TASK INPUTS start
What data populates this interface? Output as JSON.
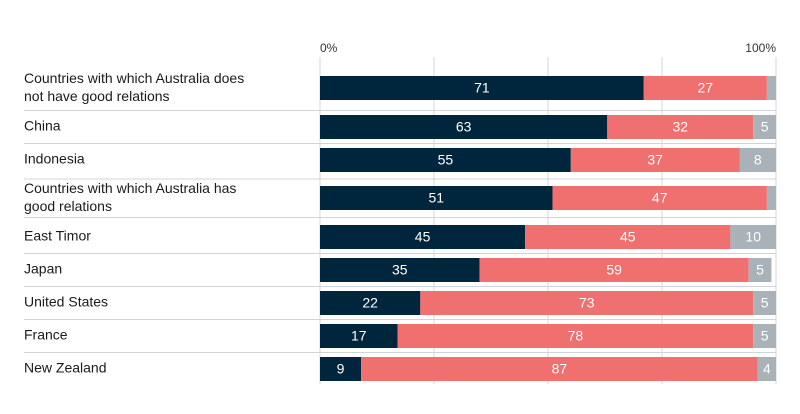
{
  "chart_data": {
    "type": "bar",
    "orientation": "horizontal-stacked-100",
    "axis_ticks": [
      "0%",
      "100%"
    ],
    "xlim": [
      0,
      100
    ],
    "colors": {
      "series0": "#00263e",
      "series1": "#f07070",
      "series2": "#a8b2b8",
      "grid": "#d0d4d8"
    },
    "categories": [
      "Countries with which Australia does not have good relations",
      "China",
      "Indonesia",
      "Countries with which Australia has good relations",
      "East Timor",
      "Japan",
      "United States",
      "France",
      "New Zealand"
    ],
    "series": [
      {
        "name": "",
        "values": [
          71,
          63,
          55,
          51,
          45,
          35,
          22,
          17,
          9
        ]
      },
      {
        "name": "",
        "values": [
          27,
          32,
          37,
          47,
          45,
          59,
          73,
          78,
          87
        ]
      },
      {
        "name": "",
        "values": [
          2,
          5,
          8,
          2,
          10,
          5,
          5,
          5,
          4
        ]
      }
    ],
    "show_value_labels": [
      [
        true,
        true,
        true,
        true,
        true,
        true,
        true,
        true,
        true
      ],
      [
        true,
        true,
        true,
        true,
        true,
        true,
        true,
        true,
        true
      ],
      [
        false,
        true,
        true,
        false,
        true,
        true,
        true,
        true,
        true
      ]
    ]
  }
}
TASK INPUTS end
TASK INPUTS start
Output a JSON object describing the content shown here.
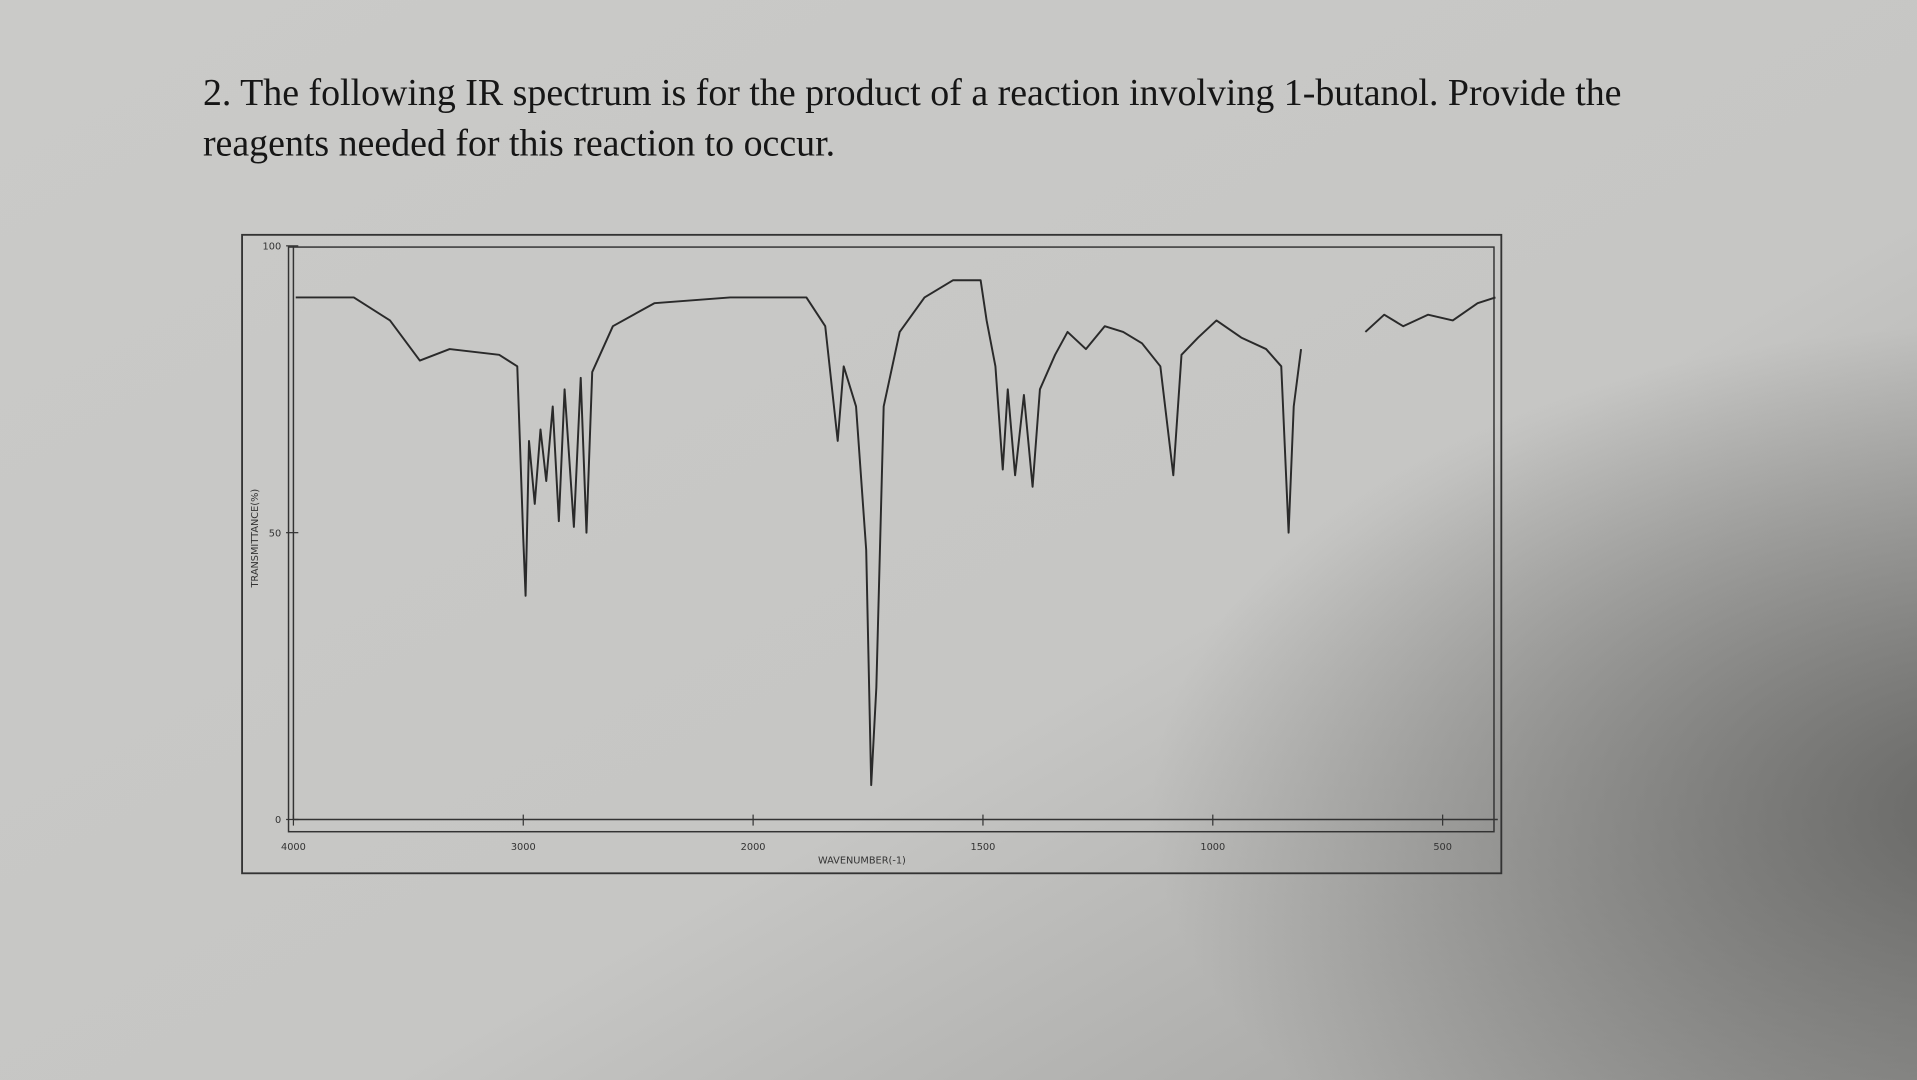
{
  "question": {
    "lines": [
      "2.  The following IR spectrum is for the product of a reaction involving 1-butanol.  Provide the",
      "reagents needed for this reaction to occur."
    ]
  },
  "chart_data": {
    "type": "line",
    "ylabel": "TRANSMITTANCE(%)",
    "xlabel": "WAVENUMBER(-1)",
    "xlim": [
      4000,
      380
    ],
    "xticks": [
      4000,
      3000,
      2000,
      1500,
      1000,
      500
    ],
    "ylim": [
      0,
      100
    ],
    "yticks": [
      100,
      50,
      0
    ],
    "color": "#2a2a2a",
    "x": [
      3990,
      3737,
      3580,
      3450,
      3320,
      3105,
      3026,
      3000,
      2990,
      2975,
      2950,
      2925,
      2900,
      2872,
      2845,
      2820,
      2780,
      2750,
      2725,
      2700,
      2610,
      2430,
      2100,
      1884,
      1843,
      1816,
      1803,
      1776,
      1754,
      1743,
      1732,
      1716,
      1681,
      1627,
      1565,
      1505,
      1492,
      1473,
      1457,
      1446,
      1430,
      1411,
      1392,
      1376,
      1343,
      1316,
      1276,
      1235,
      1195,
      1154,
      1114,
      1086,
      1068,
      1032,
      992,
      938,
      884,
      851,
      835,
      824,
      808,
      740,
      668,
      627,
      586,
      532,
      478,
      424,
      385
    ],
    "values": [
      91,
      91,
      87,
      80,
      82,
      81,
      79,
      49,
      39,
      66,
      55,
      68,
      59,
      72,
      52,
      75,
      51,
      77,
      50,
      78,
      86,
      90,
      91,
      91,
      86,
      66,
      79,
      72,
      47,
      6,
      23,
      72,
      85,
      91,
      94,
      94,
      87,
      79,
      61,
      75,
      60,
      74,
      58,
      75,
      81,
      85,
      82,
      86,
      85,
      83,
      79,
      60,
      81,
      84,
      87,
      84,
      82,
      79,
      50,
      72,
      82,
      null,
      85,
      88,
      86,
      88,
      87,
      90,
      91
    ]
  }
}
TASK INPUTS end
◆ WHAT NEEDS TO BE DONE:
Show every line from the listing above in which the string "Australia" appears.

◆ RESULT FOR THIS TASK:
      "Countries with which Australia does not have good relations",
      "Countries with which Australia has good relations",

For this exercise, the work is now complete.